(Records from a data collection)
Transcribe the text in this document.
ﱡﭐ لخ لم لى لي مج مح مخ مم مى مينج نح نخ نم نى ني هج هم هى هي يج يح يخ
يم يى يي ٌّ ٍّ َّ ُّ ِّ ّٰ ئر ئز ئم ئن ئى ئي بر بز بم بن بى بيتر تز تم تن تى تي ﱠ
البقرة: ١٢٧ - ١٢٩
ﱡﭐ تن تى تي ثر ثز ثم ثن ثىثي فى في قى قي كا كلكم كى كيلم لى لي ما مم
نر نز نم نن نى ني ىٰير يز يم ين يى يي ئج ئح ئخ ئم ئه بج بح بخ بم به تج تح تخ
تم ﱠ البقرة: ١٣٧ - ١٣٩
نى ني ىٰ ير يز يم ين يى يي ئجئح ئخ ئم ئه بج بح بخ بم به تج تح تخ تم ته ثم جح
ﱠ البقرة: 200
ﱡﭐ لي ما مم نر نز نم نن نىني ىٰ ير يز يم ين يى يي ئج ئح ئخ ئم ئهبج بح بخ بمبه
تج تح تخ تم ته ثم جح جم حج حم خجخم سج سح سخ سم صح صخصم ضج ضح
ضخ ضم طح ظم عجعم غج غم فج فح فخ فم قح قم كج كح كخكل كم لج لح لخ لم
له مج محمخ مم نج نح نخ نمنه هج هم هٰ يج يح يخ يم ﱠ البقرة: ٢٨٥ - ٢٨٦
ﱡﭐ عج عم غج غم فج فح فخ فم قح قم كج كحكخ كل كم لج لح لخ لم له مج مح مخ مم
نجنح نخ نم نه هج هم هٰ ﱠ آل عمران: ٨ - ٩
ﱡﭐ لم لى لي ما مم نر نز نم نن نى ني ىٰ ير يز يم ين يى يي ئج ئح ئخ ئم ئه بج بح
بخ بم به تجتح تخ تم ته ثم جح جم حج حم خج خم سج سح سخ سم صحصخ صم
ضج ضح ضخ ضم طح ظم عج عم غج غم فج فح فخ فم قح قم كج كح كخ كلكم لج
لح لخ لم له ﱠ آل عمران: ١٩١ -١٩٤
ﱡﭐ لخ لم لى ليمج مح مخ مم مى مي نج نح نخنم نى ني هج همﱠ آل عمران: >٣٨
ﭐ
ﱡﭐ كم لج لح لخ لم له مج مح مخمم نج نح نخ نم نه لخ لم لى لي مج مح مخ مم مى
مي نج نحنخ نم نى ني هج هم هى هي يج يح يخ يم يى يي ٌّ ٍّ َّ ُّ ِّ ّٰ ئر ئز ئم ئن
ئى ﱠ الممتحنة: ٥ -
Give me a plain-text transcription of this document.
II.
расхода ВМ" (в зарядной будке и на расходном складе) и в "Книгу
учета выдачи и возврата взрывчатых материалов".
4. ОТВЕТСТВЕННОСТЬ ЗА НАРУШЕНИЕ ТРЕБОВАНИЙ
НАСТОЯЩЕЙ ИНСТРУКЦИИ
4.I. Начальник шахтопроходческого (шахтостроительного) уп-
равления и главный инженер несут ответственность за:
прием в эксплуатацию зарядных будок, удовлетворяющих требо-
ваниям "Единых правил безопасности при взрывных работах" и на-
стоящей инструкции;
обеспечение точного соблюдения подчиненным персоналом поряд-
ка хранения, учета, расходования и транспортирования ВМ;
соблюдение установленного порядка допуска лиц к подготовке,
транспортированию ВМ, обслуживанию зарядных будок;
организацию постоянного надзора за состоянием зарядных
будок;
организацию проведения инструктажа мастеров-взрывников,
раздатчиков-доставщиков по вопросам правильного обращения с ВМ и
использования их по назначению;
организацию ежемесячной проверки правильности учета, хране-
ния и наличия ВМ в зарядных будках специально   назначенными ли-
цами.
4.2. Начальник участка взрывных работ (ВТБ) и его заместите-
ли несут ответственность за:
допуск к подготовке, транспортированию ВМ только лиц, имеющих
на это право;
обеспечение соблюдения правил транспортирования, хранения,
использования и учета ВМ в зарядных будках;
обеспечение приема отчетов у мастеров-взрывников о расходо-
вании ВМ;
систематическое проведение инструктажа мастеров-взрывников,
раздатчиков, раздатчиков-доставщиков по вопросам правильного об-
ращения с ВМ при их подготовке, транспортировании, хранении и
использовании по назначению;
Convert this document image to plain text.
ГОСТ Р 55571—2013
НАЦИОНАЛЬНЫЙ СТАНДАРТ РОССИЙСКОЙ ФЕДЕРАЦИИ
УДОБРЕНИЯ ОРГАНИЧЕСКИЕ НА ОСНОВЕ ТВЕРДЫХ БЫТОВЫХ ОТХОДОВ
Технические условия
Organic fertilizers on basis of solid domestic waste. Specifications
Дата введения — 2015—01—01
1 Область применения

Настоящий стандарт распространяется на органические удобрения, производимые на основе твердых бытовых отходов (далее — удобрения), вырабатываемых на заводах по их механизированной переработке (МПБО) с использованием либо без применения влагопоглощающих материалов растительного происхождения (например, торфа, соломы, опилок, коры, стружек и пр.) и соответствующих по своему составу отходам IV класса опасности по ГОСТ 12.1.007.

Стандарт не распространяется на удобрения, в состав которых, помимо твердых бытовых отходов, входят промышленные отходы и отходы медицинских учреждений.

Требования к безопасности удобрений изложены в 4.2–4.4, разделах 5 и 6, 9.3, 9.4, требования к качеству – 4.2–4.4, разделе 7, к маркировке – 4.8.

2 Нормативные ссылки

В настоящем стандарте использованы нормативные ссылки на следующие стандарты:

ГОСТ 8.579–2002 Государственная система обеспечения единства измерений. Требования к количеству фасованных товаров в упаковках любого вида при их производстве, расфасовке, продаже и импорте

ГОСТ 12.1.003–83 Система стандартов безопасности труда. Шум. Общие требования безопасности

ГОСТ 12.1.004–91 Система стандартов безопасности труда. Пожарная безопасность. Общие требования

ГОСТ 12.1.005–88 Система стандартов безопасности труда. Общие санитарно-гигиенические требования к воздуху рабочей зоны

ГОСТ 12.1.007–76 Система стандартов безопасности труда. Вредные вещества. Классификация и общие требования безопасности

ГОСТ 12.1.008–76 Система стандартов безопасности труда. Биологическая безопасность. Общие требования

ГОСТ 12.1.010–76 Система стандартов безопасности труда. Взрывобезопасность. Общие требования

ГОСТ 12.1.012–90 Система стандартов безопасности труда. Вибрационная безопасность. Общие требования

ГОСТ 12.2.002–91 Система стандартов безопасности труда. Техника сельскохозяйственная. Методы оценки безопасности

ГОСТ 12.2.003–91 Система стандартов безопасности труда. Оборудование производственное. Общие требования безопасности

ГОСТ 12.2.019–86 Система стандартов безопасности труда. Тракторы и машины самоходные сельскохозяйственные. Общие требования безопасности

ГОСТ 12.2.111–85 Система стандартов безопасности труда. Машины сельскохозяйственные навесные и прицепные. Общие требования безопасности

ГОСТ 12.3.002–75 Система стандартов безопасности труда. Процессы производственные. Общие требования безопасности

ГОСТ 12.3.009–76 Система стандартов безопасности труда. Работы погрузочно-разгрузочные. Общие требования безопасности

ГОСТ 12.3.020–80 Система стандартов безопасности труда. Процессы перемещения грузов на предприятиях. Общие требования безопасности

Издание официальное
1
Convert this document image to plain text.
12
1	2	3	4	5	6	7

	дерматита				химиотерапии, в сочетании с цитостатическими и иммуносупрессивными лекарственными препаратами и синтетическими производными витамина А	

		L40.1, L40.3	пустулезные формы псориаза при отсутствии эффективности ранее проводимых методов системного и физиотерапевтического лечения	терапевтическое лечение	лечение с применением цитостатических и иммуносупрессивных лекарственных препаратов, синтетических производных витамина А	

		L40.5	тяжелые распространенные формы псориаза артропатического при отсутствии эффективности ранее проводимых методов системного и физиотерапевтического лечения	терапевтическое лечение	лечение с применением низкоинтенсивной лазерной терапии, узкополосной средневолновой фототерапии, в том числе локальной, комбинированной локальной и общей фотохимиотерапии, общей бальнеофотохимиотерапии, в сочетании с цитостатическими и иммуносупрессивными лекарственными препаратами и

#### [Work to do]
In the entries above, find each line with the word "иммуносупрессивными" and copy it.

#### [Answer to this task]
	дерматита				химиотерапии, в сочетании с цитостатическими и иммуносупрессивными лекарственными препаратами и синтетическими производными витамина А	
		L40.5	тяжелые распространенные формы псориаза артропатического при отсутствии эффективности ранее проводимых методов системного и физиотерапевтического лечения	терапевтическое лечение	лечение с применением низкоинтенсивной лазерной терапии, узкополосной средневолновой фототерапии, в том числе локальной, комбинированной локальной и общей фотохимиотерапии, общей бальнеофотохимиотерапии, в сочетании с цитостатическими и иммуносупрессивными лекарственными препаратами и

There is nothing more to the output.